Short problem >>
The records below must be copied in full; omit the images.

Material to process >>
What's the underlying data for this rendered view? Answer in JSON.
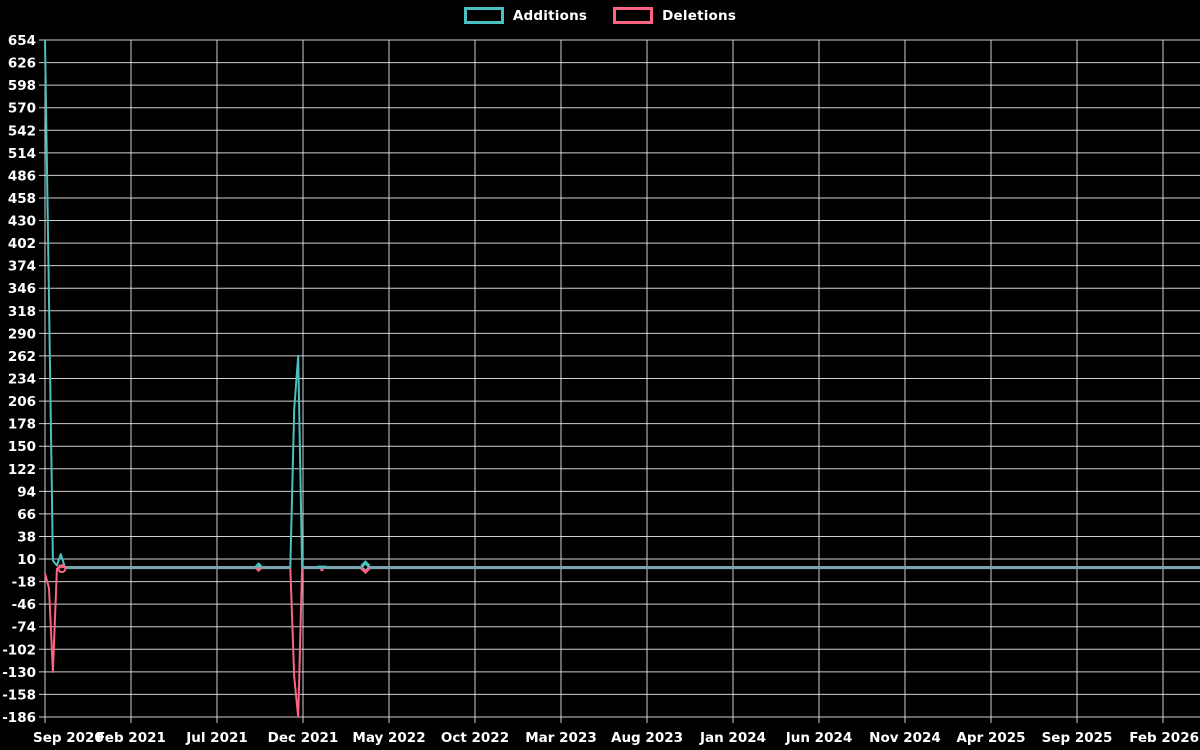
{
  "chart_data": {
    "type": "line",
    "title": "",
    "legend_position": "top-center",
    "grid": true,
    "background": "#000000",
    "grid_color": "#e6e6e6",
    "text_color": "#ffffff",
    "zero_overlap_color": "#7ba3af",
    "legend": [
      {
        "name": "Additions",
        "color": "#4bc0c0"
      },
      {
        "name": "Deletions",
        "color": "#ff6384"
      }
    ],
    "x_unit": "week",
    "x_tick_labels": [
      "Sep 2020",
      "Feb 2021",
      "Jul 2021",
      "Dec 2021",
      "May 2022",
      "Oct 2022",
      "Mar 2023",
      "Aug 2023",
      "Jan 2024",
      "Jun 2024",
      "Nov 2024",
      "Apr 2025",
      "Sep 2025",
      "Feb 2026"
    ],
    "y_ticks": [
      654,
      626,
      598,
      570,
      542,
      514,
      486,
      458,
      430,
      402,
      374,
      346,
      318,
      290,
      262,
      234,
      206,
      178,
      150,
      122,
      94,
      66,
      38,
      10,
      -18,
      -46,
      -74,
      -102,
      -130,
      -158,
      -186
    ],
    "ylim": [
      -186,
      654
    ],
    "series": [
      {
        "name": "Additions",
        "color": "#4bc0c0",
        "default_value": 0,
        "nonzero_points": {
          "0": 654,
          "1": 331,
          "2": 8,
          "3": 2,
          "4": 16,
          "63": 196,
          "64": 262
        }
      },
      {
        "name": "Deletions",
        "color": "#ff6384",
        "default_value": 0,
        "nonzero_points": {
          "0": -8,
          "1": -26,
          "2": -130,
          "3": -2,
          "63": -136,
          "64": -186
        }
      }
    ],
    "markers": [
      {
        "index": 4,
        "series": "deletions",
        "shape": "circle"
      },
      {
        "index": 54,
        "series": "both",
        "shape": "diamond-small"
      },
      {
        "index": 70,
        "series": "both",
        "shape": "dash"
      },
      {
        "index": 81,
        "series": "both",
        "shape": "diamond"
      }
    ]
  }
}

Exercise response >>
What's the underlying data for this rendered view? Answer in JSON.
{
  "chart_data": {
    "type": "line",
    "title": "",
    "legend_position": "top-center",
    "grid": true,
    "background": "#000000",
    "grid_color": "#e6e6e6",
    "text_color": "#ffffff",
    "zero_overlap_color": "#7ba3af",
    "legend": [
      {
        "name": "Additions",
        "color": "#4bc0c0"
      },
      {
        "name": "Deletions",
        "color": "#ff6384"
      }
    ],
    "x_unit": "week",
    "x_tick_labels": [
      "Sep 2020",
      "Feb 2021",
      "Jul 2021",
      "Dec 2021",
      "May 2022",
      "Oct 2022",
      "Mar 2023",
      "Aug 2023",
      "Jan 2024",
      "Jun 2024",
      "Nov 2024",
      "Apr 2025",
      "Sep 2025",
      "Feb 2026"
    ],
    "y_ticks": [
      654,
      626,
      598,
      570,
      542,
      514,
      486,
      458,
      430,
      402,
      374,
      346,
      318,
      290,
      262,
      234,
      206,
      178,
      150,
      122,
      94,
      66,
      38,
      10,
      -18,
      -46,
      -74,
      -102,
      -130,
      -158,
      -186
    ],
    "ylim": [
      -186,
      654
    ],
    "series": [
      {
        "name": "Additions",
        "color": "#4bc0c0",
        "default_value": 0,
        "nonzero_points": {
          "0": 654,
          "1": 331,
          "2": 8,
          "3": 2,
          "4": 16,
          "63": 196,
          "64": 262
        }
      },
      {
        "name": "Deletions",
        "color": "#ff6384",
        "default_value": 0,
        "nonzero_points": {
          "0": -8,
          "1": -26,
          "2": -130,
          "3": -2,
          "63": -136,
          "64": -186
        }
      }
    ],
    "markers": [
      {
        "index": 4,
        "series": "deletions",
        "shape": "circle"
      },
      {
        "index": 54,
        "series": "both",
        "shape": "diamond-small"
      },
      {
        "index": 70,
        "series": "both",
        "shape": "dash"
      },
      {
        "index": 81,
        "series": "both",
        "shape": "diamond"
      }
    ]
  }
}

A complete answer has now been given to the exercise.